_What needs to be done_
Every entry that follows needs to be repeated exactly.

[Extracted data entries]
——

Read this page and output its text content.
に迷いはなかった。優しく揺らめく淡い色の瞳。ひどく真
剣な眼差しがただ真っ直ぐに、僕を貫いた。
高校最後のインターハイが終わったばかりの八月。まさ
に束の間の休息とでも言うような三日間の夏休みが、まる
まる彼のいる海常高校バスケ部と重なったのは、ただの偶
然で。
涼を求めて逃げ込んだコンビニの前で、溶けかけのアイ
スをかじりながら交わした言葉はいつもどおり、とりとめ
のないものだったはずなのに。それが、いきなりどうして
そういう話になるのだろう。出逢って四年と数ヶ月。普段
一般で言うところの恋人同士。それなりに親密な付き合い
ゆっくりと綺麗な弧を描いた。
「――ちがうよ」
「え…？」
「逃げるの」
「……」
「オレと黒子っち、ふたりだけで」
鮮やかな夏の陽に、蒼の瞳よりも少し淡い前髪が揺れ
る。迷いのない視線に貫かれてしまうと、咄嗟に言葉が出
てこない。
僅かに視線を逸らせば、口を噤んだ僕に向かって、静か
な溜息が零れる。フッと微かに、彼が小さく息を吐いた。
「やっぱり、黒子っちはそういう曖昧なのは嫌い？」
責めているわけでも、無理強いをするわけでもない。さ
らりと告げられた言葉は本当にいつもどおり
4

——

_Problem solution_
Read this page and output its text content.
に迷いはなかった。優しく揺らめく淡い色の瞳。ひどく真
剣な眼差しがただ真っ直ぐに、僕を貫いた。
高校最後のインターハイが終わったばかりの八月。まさ
に束の間の休息とでも言うような三日間の夏休みが、まる
まる彼のいる海常高校バスケ部と重なったのは、ただの偶
然で。
涼を求めて逃げ込んだコンビニの前で、溶けかけのアイ
スをかじりながら交わした言葉はいつもどおり、とりとめ
のないものだったはずなのに。それが、いきなりどうして
そういう話になるのだろう。出逢って四年と数ヶ月。普段
一般で言うところの恋人同士。それなりに親密な付き合い
ゆっくりと綺麗な弧を描いた。
「――ちがうよ」
「え…？」
「逃げるの」
「……」
「オレと黒子っち、ふたりだけで」
鮮やかな夏の陽に、蒼の瞳よりも少し淡い前髪が揺れ
る。迷いのない視線に貫かれてしまうと、咄嗟に言葉が出
てこない。
僅かに視線を逸らせば、口を噤んだ僕に向かって、静か
な溜息が零れる。フッと微かに、彼が小さく息を吐いた。
「やっぱり、黒子っちはそういう曖昧なのは嫌い？」
責めているわけでも、無理強いをするわけでもない。さ
らりと告げられた言葉は本当にいつもどおり
4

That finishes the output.